Edna is found alive, or rather after Kay and Sam have been sharing her rickety old house in the woods for a couple of days, she appears as if she had never been away, and indeed that may be the case as we learn more about the parameters of this building: think impossible geometry that may be a reflection of the old woman's mental breakdown, and you would be on the right track. Relic was a film that was linked to The Babadook, for they are both Australian horrors directed by women with a strong metaphorical edge, and a lack of self-consciousness whether going blatantly for the jump scare or the spooky, uncanny item of haunting atmosphere.
They each had a family theme, too, though Relic added a generation on The Babadook's mother/young son dynamic to render the grandparent the problematic one. That was really where the comparisons ended, for there was no monster here for the family to cope with, unless you extended that notion to take in the abstract and representational. There were hints throughout that opening hour the house was on its own particular borderland, a game of hide and seek that went drastically wrong here, the central staircase taking a little too long to walk down than seems reasonable there, but it went all out for the weirdness come that final act.

PROVIDED INFORMATION:
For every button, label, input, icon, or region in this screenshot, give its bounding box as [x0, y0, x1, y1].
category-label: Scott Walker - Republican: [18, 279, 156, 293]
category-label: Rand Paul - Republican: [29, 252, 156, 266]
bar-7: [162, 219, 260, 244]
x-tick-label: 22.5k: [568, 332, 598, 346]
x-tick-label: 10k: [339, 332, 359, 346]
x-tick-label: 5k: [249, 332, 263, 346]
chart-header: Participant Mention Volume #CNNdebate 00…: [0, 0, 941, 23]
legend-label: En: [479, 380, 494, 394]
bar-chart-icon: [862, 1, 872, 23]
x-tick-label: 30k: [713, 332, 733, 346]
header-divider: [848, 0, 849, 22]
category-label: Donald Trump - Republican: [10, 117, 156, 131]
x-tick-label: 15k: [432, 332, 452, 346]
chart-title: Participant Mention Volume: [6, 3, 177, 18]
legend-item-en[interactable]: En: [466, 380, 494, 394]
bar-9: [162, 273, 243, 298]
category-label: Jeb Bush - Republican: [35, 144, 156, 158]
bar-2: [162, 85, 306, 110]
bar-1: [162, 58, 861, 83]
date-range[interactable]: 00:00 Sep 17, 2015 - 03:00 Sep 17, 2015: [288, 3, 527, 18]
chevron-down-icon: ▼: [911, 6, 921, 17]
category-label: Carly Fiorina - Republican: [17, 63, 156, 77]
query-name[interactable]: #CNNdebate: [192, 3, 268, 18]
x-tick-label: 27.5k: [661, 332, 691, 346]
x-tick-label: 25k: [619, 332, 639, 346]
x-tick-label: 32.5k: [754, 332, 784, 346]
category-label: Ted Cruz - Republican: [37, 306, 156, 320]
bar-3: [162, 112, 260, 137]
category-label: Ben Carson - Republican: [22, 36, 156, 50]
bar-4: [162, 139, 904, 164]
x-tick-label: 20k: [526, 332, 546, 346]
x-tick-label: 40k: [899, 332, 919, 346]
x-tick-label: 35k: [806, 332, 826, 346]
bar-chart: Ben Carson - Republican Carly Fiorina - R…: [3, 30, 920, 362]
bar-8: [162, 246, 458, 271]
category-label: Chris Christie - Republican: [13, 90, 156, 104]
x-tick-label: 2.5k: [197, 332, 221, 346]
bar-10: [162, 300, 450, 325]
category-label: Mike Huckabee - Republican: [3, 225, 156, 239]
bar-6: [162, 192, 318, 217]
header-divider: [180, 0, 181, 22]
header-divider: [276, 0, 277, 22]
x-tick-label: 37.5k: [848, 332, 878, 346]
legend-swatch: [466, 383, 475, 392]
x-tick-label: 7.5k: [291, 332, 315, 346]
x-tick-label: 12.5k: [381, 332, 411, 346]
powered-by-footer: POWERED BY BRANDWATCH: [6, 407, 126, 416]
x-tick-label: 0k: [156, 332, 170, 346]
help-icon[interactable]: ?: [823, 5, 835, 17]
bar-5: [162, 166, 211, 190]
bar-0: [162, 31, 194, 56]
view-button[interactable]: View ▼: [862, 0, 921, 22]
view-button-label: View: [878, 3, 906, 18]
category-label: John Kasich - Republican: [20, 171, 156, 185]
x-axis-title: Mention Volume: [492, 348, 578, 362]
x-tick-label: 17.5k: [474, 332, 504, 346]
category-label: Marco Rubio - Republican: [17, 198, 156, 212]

TASK:
Copy the passage about the film Relic word for word, in full.

RESULT OF THE TASK:
Edna is found alive, or rather after Kay and Sam have been sharing her rickety old house in the woods for a couple of days, she appears as if she had never been away, and indeed that may be the case as we learn more about the parameters of this building: think impossible geometry that may be a reflection of the old woman's mental breakdown, and you would be on the right track. Relic was a film that was linked to The Babadook, for they are both Australian horrors directed by women with a strong metaphorical edge, and a lack of self-consciousness whether going blatantly for the jump scare or the spooky, uncanny item of haunting atmosphere.
They each had a family theme, too, though Relic added a generation on The Babadook's mother/young son dynamic to render the grandparent the problematic one. That was really where the comparisons ended, for there was no monster here for the family to cope with, unless you extended that notion to take in the abstract and representational. There were hints throughout that opening hour the house was on its own particular borderland, a game of hide and seek that went drastically wrong here, the central staircase taking a little too long to walk down than seems reasonable there, but it went all out for the weirdness come that final act.